(Records from a data collection)
====================

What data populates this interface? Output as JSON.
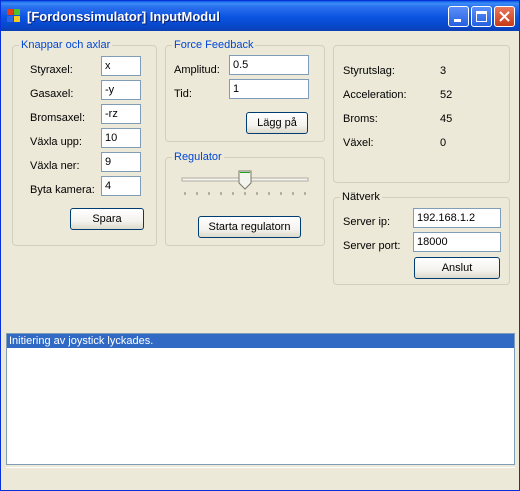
{
  "window": {
    "title": "[Fordonssimulator] InputModul"
  },
  "keys_group": {
    "title": "Knappar och axlar",
    "rows": [
      {
        "label": "Styraxel:",
        "value": "x"
      },
      {
        "label": "Gasaxel:",
        "value": "-y"
      },
      {
        "label": "Bromsaxel:",
        "value": "-rz"
      },
      {
        "label": "Växla upp:",
        "value": "10"
      },
      {
        "label": "Växla ner:",
        "value": "9"
      },
      {
        "label": "Byta kamera:",
        "value": "4"
      }
    ],
    "save_label": "Spara"
  },
  "force_feedback": {
    "title": "Force Feedback",
    "amplitude_label": "Amplitud:",
    "amplitude_value": "0.5",
    "time_label": "Tid:",
    "time_value": "1",
    "apply_label": "Lägg på"
  },
  "regulator": {
    "title": "Regulator",
    "slider_level": 0.5,
    "start_label": "Starta regulatorn"
  },
  "status": {
    "rows": [
      {
        "label": "Styrutslag:",
        "value": "3"
      },
      {
        "label": "Acceleration:",
        "value": "52"
      },
      {
        "label": "Broms:",
        "value": "45"
      },
      {
        "label": "Växel:",
        "value": "0"
      }
    ]
  },
  "network": {
    "title": "Nätverk",
    "ip_label": "Server ip:",
    "ip_value": "192.168.1.2",
    "port_label": "Server port:",
    "port_value": "18000",
    "connect_label": "Anslut"
  },
  "log": {
    "lines": [
      "Initiering av joystick lyckades."
    ]
  },
  "colors": {
    "group_title": "#0046d5",
    "titlebar": "#0a53e0",
    "selection": "#316ac5"
  }
}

====================

Make an exact copy of every entry above, minus the images.

#### Output below
What data populates this interface? Output as JSON.
{
  "window": {
    "title": "[Fordonssimulator] InputModul"
  },
  "keys_group": {
    "title": "Knappar och axlar",
    "rows": [
      {
        "label": "Styraxel:",
        "value": "x"
      },
      {
        "label": "Gasaxel:",
        "value": "-y"
      },
      {
        "label": "Bromsaxel:",
        "value": "-rz"
      },
      {
        "label": "Växla upp:",
        "value": "10"
      },
      {
        "label": "Växla ner:",
        "value": "9"
      },
      {
        "label": "Byta kamera:",
        "value": "4"
      }
    ],
    "save_label": "Spara"
  },
  "force_feedback": {
    "title": "Force Feedback",
    "amplitude_label": "Amplitud:",
    "amplitude_value": "0.5",
    "time_label": "Tid:",
    "time_value": "1",
    "apply_label": "Lägg på"
  },
  "regulator": {
    "title": "Regulator",
    "slider_level": 0.5,
    "start_label": "Starta regulatorn"
  },
  "status": {
    "rows": [
      {
        "label": "Styrutslag:",
        "value": "3"
      },
      {
        "label": "Acceleration:",
        "value": "52"
      },
      {
        "label": "Broms:",
        "value": "45"
      },
      {
        "label": "Växel:",
        "value": "0"
      }
    ]
  },
  "network": {
    "title": "Nätverk",
    "ip_label": "Server ip:",
    "ip_value": "192.168.1.2",
    "port_label": "Server port:",
    "port_value": "18000",
    "connect_label": "Anslut"
  },
  "log": {
    "lines": [
      "Initiering av joystick lyckades."
    ]
  },
  "colors": {
    "group_title": "#0046d5",
    "titlebar": "#0a53e0",
    "selection": "#316ac5"
  }
}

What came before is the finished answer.